Configuration Management with Chef-Solo will take you through the workflow of managing one or more servers. It includes many sample recipes to start with, and gradually you will take a look at the different interaction points and will also learn how Chef-Solo helps minimize your efforts to build and manage different machines. You will learn how to run servers while executing Ruby code. This  hands-on guide will help you to understand the importance of this amazing configuration management tool.

Publication date:
June 2014
Publisher
Packt
Pages
116
ISBN
9781783982462

 

Chapter 1. Introduction to Chef and Chef-Solo

Chef is a configuration management system to automate the process of deploying servers to any physical, virtual, or cloud location. Each setup involves the basic structure with one Chef server and different nodes managed by the chef-client. Chef infrastructure is managed by Ruby code and it allows you to test, build, and replicate your infrastructure.

This chapter will guide you through the basics of Chef and how it can help you in building an infrastructure. We will discuss Chef, Chef-Solo, and address some common problems in building an infrastructure and how Chef can help us to solve these problems.

We will cover the following topics in this chapter:

  • Chef explanations and concepts

  • Chef-Solo

  • Terminology for Chef

  • Different use cases

  • Concepts

 

Getting started with Chef


Chef is a complete framework to automate infrastructure operations to build servers or applications from scratch or add new configurations to existing systems. Servers are managed by code, written in Ruby and it provides the facility to test and reproduce machines.

Chef basic infrastructure contains at least one server and one node. Each node is maintained and set up by chef-client and is responsible for executing recipes and configuring environments to run applications. It contains the abstract-level configuration of a server or an application.

_Items_:
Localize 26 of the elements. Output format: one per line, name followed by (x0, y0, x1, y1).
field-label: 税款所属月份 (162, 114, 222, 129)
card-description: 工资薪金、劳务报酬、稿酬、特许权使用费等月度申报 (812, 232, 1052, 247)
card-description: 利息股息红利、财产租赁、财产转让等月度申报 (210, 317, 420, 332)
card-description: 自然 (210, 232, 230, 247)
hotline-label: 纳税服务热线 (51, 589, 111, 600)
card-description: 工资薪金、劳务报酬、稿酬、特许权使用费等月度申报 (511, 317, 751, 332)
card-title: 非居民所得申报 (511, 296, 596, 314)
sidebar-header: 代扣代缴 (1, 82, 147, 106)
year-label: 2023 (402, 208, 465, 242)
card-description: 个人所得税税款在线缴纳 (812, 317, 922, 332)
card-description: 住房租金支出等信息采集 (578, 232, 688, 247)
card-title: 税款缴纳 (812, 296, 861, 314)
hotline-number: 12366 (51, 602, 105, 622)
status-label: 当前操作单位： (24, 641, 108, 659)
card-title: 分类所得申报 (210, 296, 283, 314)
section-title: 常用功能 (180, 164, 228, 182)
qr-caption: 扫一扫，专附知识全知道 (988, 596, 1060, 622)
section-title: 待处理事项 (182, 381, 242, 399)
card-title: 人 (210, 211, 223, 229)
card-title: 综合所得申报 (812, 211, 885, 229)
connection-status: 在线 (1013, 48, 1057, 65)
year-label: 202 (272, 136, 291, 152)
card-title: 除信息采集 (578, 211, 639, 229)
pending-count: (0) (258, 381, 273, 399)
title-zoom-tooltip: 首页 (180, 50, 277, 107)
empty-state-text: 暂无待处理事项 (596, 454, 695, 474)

_Stated task_:
Print the part of the Chef-Solo text starting with "Chef is a complete" and going on through "or an application.", word for word.

_Output_:
Chef is a complete framework to automate infrastructure operations to build servers or applications from scratch or add new configurations to existing systems. Servers are managed by code, written in Ruby and it provides the facility to test and reproduce machines.

Chef basic infrastructure contains at least one server and one node. Each node is maintained and set up by chef-client and is responsible for executing recipes and configuring environments to run applications. It contains the abstract-level configuration of a server or an application.